----- Data lines

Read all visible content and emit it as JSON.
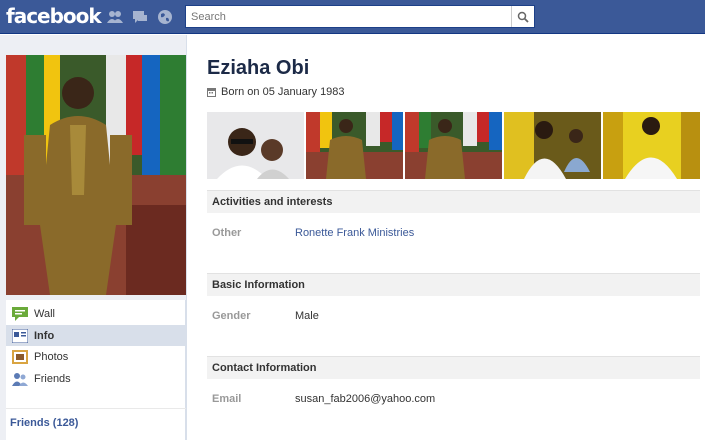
{
  "header": {
    "logo": "facebook",
    "search": {
      "placeholder": "Search"
    }
  },
  "profile": {
    "name": "Eziaha Obi",
    "birth": "Born on 05 January 1983"
  },
  "sidebar": {
    "items": [
      {
        "label": "Wall"
      },
      {
        "label": "Info"
      },
      {
        "label": "Photos"
      },
      {
        "label": "Friends"
      }
    ],
    "friends_link": "Friends (128)"
  },
  "sections": {
    "activities": {
      "title": "Activities and interests",
      "rows": [
        {
          "label": "Other",
          "value": "Ronette Frank Ministries"
        }
      ]
    },
    "basic": {
      "title": "Basic Information",
      "rows": [
        {
          "label": "Gender",
          "value": "Male"
        }
      ]
    },
    "contact": {
      "title": "Contact Information",
      "rows": [
        {
          "label": "Email",
          "value": "susan_fab2006@yahoo.com"
        }
      ]
    }
  },
  "colors": {
    "brand": "#3b5998",
    "nav_active": "#d8dfea",
    "section_bg": "#f2f2f2"
  }
}
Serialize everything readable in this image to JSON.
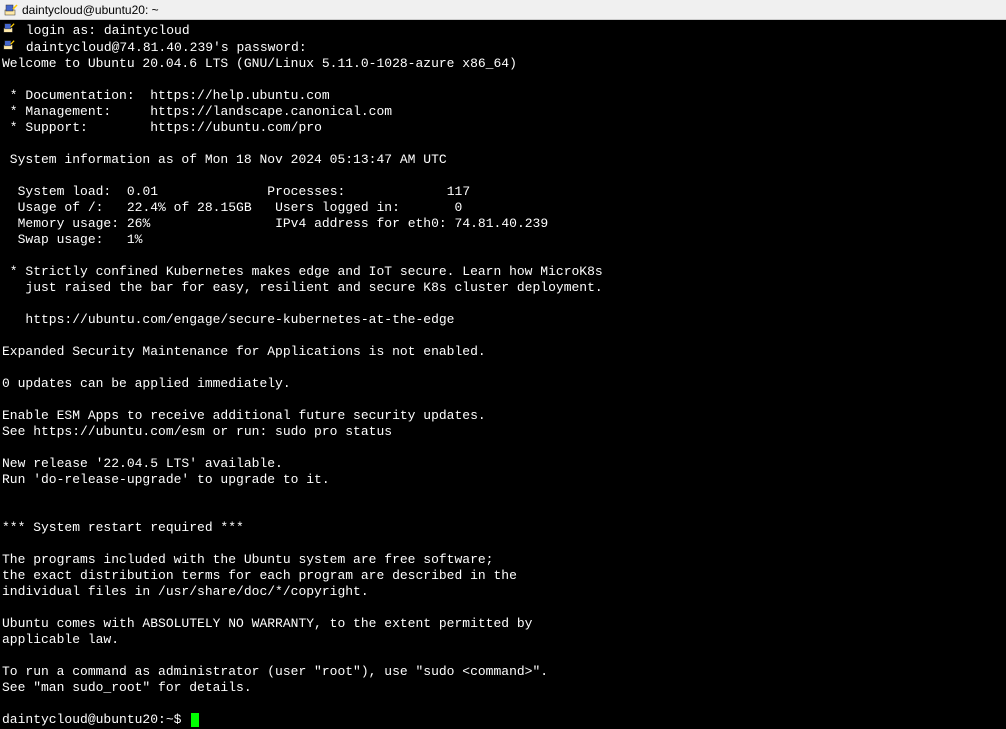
{
  "window": {
    "title": "daintycloud@ubuntu20: ~"
  },
  "login": {
    "login_as_label": "login as:",
    "login_user": "daintycloud",
    "password_prompt": "daintycloud@74.81.40.239's password:"
  },
  "motd": {
    "welcome": "Welcome to Ubuntu 20.04.6 LTS (GNU/Linux 5.11.0-1028-azure x86_64)",
    "doc_label": " * Documentation:",
    "doc_url": "https://help.ubuntu.com",
    "mgmt_label": " * Management:",
    "mgmt_url": "https://landscape.canonical.com",
    "support_label": " * Support:",
    "support_url": "https://ubuntu.com/pro",
    "sysinfo_header": " System information as of Mon 18 Nov 2024 05:13:47 AM UTC",
    "sys_load_label": "System load:",
    "sys_load_value": "0.01",
    "processes_label": "Processes:",
    "processes_value": "117",
    "usage_label": "Usage of /:",
    "usage_value": "22.4% of 28.15GB",
    "users_label": "Users logged in:",
    "users_value": "0",
    "mem_label": "Memory usage:",
    "mem_value": "26%",
    "ipv4_label": "IPv4 address for eth0:",
    "ipv4_value": "74.81.40.239",
    "swap_label": "Swap usage:",
    "swap_value": "1%",
    "k8s_line1": " * Strictly confined Kubernetes makes edge and IoT secure. Learn how MicroK8s",
    "k8s_line2": "   just raised the bar for easy, resilient and secure K8s cluster deployment.",
    "k8s_url": "   https://ubuntu.com/engage/secure-kubernetes-at-the-edge",
    "esm_not_enabled": "Expanded Security Maintenance for Applications is not enabled.",
    "updates": "0 updates can be applied immediately.",
    "esm_enable1": "Enable ESM Apps to receive additional future security updates.",
    "esm_enable2": "See https://ubuntu.com/esm or run: sudo pro status",
    "new_release1": "New release '22.04.5 LTS' available.",
    "new_release2": "Run 'do-release-upgrade' to upgrade to it.",
    "restart": "*** System restart required ***",
    "programs1": "The programs included with the Ubuntu system are free software;",
    "programs2": "the exact distribution terms for each program are described in the",
    "programs3": "individual files in /usr/share/doc/*/copyright.",
    "warranty1": "Ubuntu comes with ABSOLUTELY NO WARRANTY, to the extent permitted by",
    "warranty2": "applicable law.",
    "sudo1": "To run a command as administrator (user \"root\"), use \"sudo <command>\".",
    "sudo2": "See \"man sudo_root\" for details."
  },
  "prompt": {
    "text": "daintycloud@ubuntu20:~$"
  }
}
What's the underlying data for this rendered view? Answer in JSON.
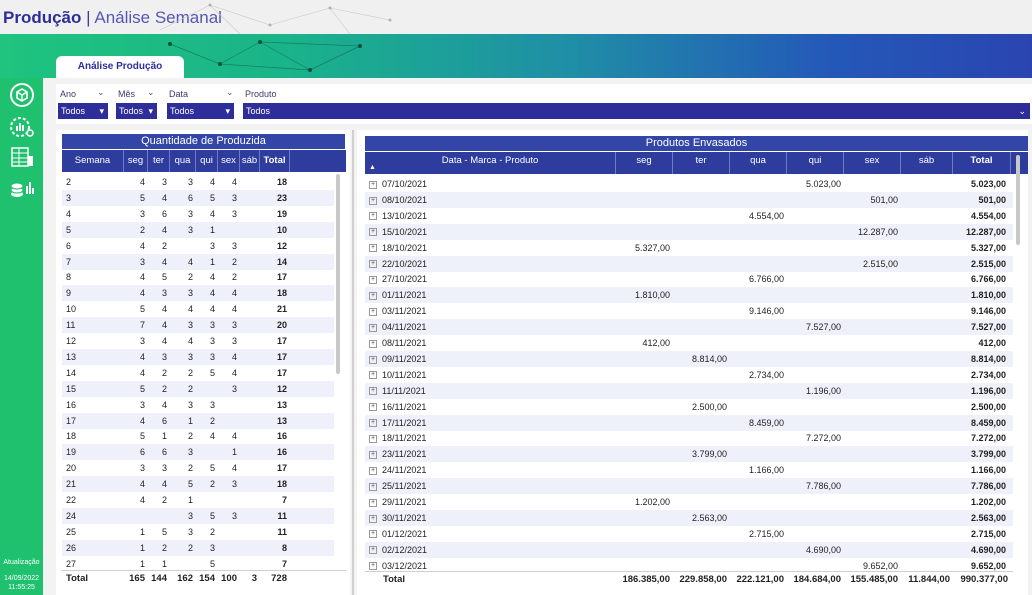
{
  "header": {
    "title_bold": "Produção",
    "title_sep": "|",
    "title_sub": "Análise  Semanal"
  },
  "tab": {
    "label": "Análise Produção"
  },
  "sidebar": {
    "icons": [
      "sync-cube-icon",
      "gear-chart-icon",
      "table-icon",
      "coins-chart-icon"
    ],
    "update_label": "Atualização",
    "update_date": "14/09/2022",
    "update_time": "11:55:25"
  },
  "filters": {
    "ano": {
      "label": "Ano",
      "value": "Todos"
    },
    "mes": {
      "label": "Mês",
      "value": "Todos"
    },
    "data": {
      "label": "Data",
      "value": "Todos"
    },
    "produto": {
      "label": "Produto",
      "value": "Todos"
    }
  },
  "left_table": {
    "title": "Quantidade de Produzida",
    "columns": [
      "Semana",
      "seg",
      "ter",
      "qua",
      "qui",
      "sex",
      "sáb",
      "Total"
    ],
    "rows": [
      [
        "2",
        "4",
        "3",
        "3",
        "4",
        "4",
        "",
        "18"
      ],
      [
        "3",
        "5",
        "4",
        "6",
        "5",
        "3",
        "",
        "23"
      ],
      [
        "4",
        "3",
        "6",
        "3",
        "4",
        "3",
        "",
        "19"
      ],
      [
        "5",
        "2",
        "4",
        "3",
        "1",
        "",
        "",
        "10"
      ],
      [
        "6",
        "4",
        "2",
        "",
        "3",
        "3",
        "",
        "12"
      ],
      [
        "7",
        "3",
        "4",
        "4",
        "1",
        "2",
        "",
        "14"
      ],
      [
        "8",
        "4",
        "5",
        "2",
        "4",
        "2",
        "",
        "17"
      ],
      [
        "9",
        "4",
        "3",
        "3",
        "4",
        "4",
        "",
        "18"
      ],
      [
        "10",
        "5",
        "4",
        "4",
        "4",
        "4",
        "",
        "21"
      ],
      [
        "11",
        "7",
        "4",
        "3",
        "3",
        "3",
        "",
        "20"
      ],
      [
        "12",
        "3",
        "4",
        "4",
        "3",
        "3",
        "",
        "17"
      ],
      [
        "13",
        "4",
        "3",
        "3",
        "3",
        "4",
        "",
        "17"
      ],
      [
        "14",
        "4",
        "2",
        "2",
        "5",
        "4",
        "",
        "17"
      ],
      [
        "15",
        "5",
        "2",
        "2",
        "",
        "3",
        "",
        "12"
      ],
      [
        "16",
        "3",
        "4",
        "3",
        "3",
        "",
        "",
        "13"
      ],
      [
        "17",
        "4",
        "6",
        "1",
        "2",
        "",
        "",
        "13"
      ],
      [
        "18",
        "5",
        "1",
        "2",
        "4",
        "4",
        "",
        "16"
      ],
      [
        "19",
        "6",
        "6",
        "3",
        "",
        "1",
        "",
        "16"
      ],
      [
        "20",
        "3",
        "3",
        "2",
        "5",
        "4",
        "",
        "17"
      ],
      [
        "21",
        "4",
        "4",
        "5",
        "2",
        "3",
        "",
        "18"
      ],
      [
        "22",
        "4",
        "2",
        "1",
        "",
        "",
        "",
        "7"
      ],
      [
        "24",
        "",
        "",
        "3",
        "5",
        "3",
        "",
        "11"
      ],
      [
        "25",
        "1",
        "5",
        "3",
        "2",
        "",
        "",
        "11"
      ],
      [
        "26",
        "1",
        "2",
        "2",
        "3",
        "",
        "",
        "8"
      ],
      [
        "27",
        "1",
        "1",
        "",
        "5",
        "",
        "",
        "7"
      ]
    ],
    "total": [
      "Total",
      "165",
      "144",
      "162",
      "154",
      "100",
      "3",
      "728"
    ]
  },
  "right_table": {
    "title": "Produtos Envasados",
    "columns": [
      "Data - Marca - Produto",
      "seg",
      "ter",
      "qua",
      "qui",
      "sex",
      "sáb",
      "Total"
    ],
    "sort_indicator": "▲",
    "rows": [
      [
        "07/10/2021",
        "",
        "",
        "",
        "5.023,00",
        "",
        "",
        "5.023,00"
      ],
      [
        "08/10/2021",
        "",
        "",
        "",
        "",
        "501,00",
        "",
        "501,00"
      ],
      [
        "13/10/2021",
        "",
        "",
        "4.554,00",
        "",
        "",
        "",
        "4.554,00"
      ],
      [
        "15/10/2021",
        "",
        "",
        "",
        "",
        "12.287,00",
        "",
        "12.287,00"
      ],
      [
        "18/10/2021",
        "5.327,00",
        "",
        "",
        "",
        "",
        "",
        "5.327,00"
      ],
      [
        "22/10/2021",
        "",
        "",
        "",
        "",
        "2.515,00",
        "",
        "2.515,00"
      ],
      [
        "27/10/2021",
        "",
        "",
        "6.766,00",
        "",
        "",
        "",
        "6.766,00"
      ],
      [
        "01/11/2021",
        "1.810,00",
        "",
        "",
        "",
        "",
        "",
        "1.810,00"
      ],
      [
        "03/11/2021",
        "",
        "",
        "9.146,00",
        "",
        "",
        "",
        "9.146,00"
      ],
      [
        "04/11/2021",
        "",
        "",
        "",
        "7.527,00",
        "",
        "",
        "7.527,00"
      ],
      [
        "08/11/2021",
        "412,00",
        "",
        "",
        "",
        "",
        "",
        "412,00"
      ],
      [
        "09/11/2021",
        "",
        "8.814,00",
        "",
        "",
        "",
        "",
        "8.814,00"
      ],
      [
        "10/11/2021",
        "",
        "",
        "2.734,00",
        "",
        "",
        "",
        "2.734,00"
      ],
      [
        "11/11/2021",
        "",
        "",
        "",
        "1.196,00",
        "",
        "",
        "1.196,00"
      ],
      [
        "16/11/2021",
        "",
        "2.500,00",
        "",
        "",
        "",
        "",
        "2.500,00"
      ],
      [
        "17/11/2021",
        "",
        "",
        "8.459,00",
        "",
        "",
        "",
        "8.459,00"
      ],
      [
        "18/11/2021",
        "",
        "",
        "",
        "7.272,00",
        "",
        "",
        "7.272,00"
      ],
      [
        "23/11/2021",
        "",
        "3.799,00",
        "",
        "",
        "",
        "",
        "3.799,00"
      ],
      [
        "24/11/2021",
        "",
        "",
        "1.166,00",
        "",
        "",
        "",
        "1.166,00"
      ],
      [
        "25/11/2021",
        "",
        "",
        "",
        "7.786,00",
        "",
        "",
        "7.786,00"
      ],
      [
        "29/11/2021",
        "1.202,00",
        "",
        "",
        "",
        "",
        "",
        "1.202,00"
      ],
      [
        "30/11/2021",
        "",
        "2.563,00",
        "",
        "",
        "",
        "",
        "2.563,00"
      ],
      [
        "01/12/2021",
        "",
        "",
        "2.715,00",
        "",
        "",
        "",
        "2.715,00"
      ],
      [
        "02/12/2021",
        "",
        "",
        "",
        "4.690,00",
        "",
        "",
        "4.690,00"
      ],
      [
        "03/12/2021",
        "",
        "",
        "",
        "",
        "9.652,00",
        "",
        "9.652,00"
      ]
    ],
    "total": [
      "Total",
      "186.385,00",
      "229.858,00",
      "222.121,00",
      "184.684,00",
      "155.485,00",
      "11.844,00",
      "990.377,00"
    ]
  },
  "colors": {
    "brand_blue": "#2e2e9a",
    "header_blue": "#2e3c9e",
    "sidebar_green": "#1fc06e",
    "row_alt": "#eef0fa"
  }
}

----------

Short problem: Give only the number of lines in the data that include the string "daintycloud".

Solution for this exercise: 4